• **EXTRACT**
Adam Herz (born September 10, 1972) is an American screenwriter and producer. He founded the production company Terra Firma Films in 2003 with a first-look deal at Universal Studios.

Herz was born in New York City and raised in East Grand Rapids. He is the older of two boys, and his father, David, is a brain surgeon in Grand Rapids, Michigan. It was with his mother's (Myrna) Super 8 camera that he made his first movies while a teen. Herz graduated from East Grand Rapids High School (see also East Grand Rapids Public Schools). He moved to Los Angeles after graduation from the University of Michigan in 1996. He held a number of production assistant jobs while working on writing spec scripts.

His first screenplay, originally titled East Great Falls High, was written over a winter ski vacation in 1998. It was based on his high school years in East Grand Rapids, Michigan. It sold for a reported $650,000 in 1999 and became the film American Pie.

Herz created and runs the Emerging Writers Program, a series of classes that help upcoming screenwriters break into the business.

• **DATA SECTION**
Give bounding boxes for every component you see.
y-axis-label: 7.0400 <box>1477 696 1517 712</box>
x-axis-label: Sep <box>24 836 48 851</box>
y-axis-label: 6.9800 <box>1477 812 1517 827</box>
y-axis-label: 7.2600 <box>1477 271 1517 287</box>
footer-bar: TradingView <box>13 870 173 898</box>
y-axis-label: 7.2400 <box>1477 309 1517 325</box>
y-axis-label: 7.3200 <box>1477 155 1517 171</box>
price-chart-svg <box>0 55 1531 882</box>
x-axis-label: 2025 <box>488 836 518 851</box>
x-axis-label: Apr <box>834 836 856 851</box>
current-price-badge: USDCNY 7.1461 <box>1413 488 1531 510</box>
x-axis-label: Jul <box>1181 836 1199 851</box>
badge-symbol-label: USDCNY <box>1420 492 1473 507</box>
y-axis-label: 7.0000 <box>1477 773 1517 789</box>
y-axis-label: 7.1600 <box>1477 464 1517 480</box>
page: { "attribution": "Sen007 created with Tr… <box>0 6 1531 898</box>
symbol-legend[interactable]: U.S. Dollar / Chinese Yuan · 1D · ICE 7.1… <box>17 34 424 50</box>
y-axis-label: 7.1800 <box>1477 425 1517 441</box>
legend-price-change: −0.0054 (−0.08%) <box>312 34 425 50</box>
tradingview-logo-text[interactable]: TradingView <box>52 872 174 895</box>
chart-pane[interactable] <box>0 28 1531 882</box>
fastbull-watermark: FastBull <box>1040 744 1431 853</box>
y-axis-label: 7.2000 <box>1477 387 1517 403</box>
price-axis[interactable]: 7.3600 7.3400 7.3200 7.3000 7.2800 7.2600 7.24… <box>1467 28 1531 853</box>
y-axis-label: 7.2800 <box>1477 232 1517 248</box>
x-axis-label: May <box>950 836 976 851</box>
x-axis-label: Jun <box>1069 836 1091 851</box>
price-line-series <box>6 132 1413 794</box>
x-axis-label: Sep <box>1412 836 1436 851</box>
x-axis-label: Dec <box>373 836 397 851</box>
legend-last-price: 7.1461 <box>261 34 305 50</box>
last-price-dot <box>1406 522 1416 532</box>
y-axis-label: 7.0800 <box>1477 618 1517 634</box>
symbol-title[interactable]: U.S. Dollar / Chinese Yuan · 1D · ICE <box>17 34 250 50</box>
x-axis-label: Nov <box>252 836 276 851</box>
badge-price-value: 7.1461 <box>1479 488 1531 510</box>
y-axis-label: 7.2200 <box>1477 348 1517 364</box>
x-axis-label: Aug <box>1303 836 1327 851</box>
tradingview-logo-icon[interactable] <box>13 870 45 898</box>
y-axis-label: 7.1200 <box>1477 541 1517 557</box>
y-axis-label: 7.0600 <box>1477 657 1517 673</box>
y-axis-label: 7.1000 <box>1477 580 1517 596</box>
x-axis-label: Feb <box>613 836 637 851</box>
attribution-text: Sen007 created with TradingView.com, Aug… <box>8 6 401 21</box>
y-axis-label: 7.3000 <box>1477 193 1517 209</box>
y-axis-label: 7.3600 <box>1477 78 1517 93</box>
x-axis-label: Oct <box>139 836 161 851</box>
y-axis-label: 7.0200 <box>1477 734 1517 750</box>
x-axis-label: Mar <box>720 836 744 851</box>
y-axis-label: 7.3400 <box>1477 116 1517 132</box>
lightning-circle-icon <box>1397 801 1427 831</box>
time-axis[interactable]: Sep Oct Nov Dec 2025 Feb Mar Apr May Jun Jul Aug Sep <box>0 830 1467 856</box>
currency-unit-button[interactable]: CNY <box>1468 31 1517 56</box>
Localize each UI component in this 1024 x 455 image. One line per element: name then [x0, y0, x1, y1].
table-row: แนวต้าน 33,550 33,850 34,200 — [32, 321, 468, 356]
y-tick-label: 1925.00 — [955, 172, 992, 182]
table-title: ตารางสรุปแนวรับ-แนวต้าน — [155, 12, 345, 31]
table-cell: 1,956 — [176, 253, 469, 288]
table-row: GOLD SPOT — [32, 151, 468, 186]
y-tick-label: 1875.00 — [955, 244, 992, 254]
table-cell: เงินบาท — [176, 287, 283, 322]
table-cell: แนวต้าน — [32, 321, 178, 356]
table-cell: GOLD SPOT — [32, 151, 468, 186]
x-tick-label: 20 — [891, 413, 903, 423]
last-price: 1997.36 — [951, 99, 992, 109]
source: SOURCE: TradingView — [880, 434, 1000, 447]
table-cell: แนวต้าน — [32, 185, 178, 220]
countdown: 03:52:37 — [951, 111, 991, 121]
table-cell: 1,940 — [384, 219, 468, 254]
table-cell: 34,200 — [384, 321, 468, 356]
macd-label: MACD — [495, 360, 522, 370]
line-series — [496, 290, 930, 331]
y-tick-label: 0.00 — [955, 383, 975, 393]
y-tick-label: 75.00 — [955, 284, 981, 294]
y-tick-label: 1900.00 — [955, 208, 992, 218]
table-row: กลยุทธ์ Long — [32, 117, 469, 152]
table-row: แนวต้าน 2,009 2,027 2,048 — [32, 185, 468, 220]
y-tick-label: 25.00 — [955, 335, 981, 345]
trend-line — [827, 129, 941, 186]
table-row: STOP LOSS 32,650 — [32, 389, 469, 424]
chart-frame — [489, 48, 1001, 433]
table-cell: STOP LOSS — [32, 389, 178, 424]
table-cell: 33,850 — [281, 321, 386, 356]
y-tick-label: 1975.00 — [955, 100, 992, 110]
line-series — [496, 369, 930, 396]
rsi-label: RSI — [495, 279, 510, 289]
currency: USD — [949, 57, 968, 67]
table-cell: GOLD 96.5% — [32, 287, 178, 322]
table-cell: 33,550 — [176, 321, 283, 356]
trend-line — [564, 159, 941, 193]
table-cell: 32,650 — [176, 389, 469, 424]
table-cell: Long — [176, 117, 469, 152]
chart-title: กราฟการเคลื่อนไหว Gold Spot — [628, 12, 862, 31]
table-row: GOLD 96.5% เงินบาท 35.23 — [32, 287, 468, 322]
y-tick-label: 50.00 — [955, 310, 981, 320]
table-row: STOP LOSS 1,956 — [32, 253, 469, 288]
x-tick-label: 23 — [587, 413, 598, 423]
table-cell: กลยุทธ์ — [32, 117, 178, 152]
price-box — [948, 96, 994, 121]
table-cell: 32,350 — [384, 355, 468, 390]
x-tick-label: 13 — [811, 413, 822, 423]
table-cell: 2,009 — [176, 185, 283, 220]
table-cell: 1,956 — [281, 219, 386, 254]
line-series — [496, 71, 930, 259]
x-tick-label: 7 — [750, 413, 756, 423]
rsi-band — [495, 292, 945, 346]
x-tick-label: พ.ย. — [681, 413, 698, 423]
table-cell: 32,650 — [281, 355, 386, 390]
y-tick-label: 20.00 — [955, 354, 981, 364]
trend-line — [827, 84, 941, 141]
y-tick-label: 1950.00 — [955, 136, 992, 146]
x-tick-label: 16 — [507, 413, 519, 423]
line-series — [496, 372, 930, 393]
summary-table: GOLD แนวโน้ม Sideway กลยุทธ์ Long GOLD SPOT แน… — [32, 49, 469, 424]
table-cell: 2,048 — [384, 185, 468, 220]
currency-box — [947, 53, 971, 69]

• **WHAT THIS EXERCISE ASKS**
1 - In the Adam Herz biography, switch "screenplay" to "script" and write out the passage starting at "His first screenplay, originally" and ending at "film American Pie.".
2 - Please list every year that the Adam Herz biography mentions.

• **TASK-BY-TASK RESULTS**
1 -
His first script, originally titled East Great Falls High, was written over a winter ski vacation in 1998. It was based on his high school years in East Grand Rapids, Michigan. It sold for a reported $650,000 in 1999 and became the film American Pie.

2 - 1972, 2003, 1996, 1998, 1999